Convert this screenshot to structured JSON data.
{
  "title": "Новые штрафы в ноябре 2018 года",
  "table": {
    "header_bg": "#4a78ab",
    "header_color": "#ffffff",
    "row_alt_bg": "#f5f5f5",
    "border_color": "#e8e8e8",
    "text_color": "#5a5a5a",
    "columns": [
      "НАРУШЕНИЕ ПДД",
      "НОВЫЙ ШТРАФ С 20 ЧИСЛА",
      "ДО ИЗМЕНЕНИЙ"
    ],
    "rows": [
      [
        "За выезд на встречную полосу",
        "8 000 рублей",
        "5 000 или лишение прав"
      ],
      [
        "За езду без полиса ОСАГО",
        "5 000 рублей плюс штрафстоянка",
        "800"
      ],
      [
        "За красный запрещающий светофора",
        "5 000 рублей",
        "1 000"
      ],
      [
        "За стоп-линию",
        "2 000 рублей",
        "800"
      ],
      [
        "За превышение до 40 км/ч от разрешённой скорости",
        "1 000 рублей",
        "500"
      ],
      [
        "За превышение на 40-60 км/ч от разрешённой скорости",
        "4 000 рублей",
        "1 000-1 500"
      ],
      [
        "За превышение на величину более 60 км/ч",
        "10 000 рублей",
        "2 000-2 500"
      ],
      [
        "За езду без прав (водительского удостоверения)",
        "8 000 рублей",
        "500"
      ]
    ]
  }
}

**TO DO:**
Give back the whole listing, word for word.

**FULL RESPONSE:**
Convert this screenshot to structured JSON data.
{
  "title": "Новые штрафы в ноябре 2018 года",
  "table": {
    "header_bg": "#4a78ab",
    "header_color": "#ffffff",
    "row_alt_bg": "#f5f5f5",
    "border_color": "#e8e8e8",
    "text_color": "#5a5a5a",
    "columns": [
      "НАРУШЕНИЕ ПДД",
      "НОВЫЙ ШТРАФ С 20 ЧИСЛА",
      "ДО ИЗМЕНЕНИЙ"
    ],
    "rows": [
      [
        "За выезд на встречную полосу",
        "8 000 рублей",
        "5 000 или лишение прав"
      ],
      [
        "За езду без полиса ОСАГО",
        "5 000 рублей плюс штрафстоянка",
        "800"
      ],
      [
        "За красный запрещающий светофора",
        "5 000 рублей",
        "1 000"
      ],
      [
        "За стоп-линию",
        "2 000 рублей",
        "800"
      ],
      [
        "За превышение до 40 км/ч от разрешённой скорости",
        "1 000 рублей",
        "500"
      ],
      [
        "За превышение на 40-60 км/ч от разрешённой скорости",
        "4 000 рублей",
        "1 000-1 500"
      ],
      [
        "За превышение на величину более 60 км/ч",
        "10 000 рублей",
        "2 000-2 500"
      ],
      [
        "За езду без прав (водительского удостоверения)",
        "8 000 рублей",
        "500"
      ]
    ]
  }
}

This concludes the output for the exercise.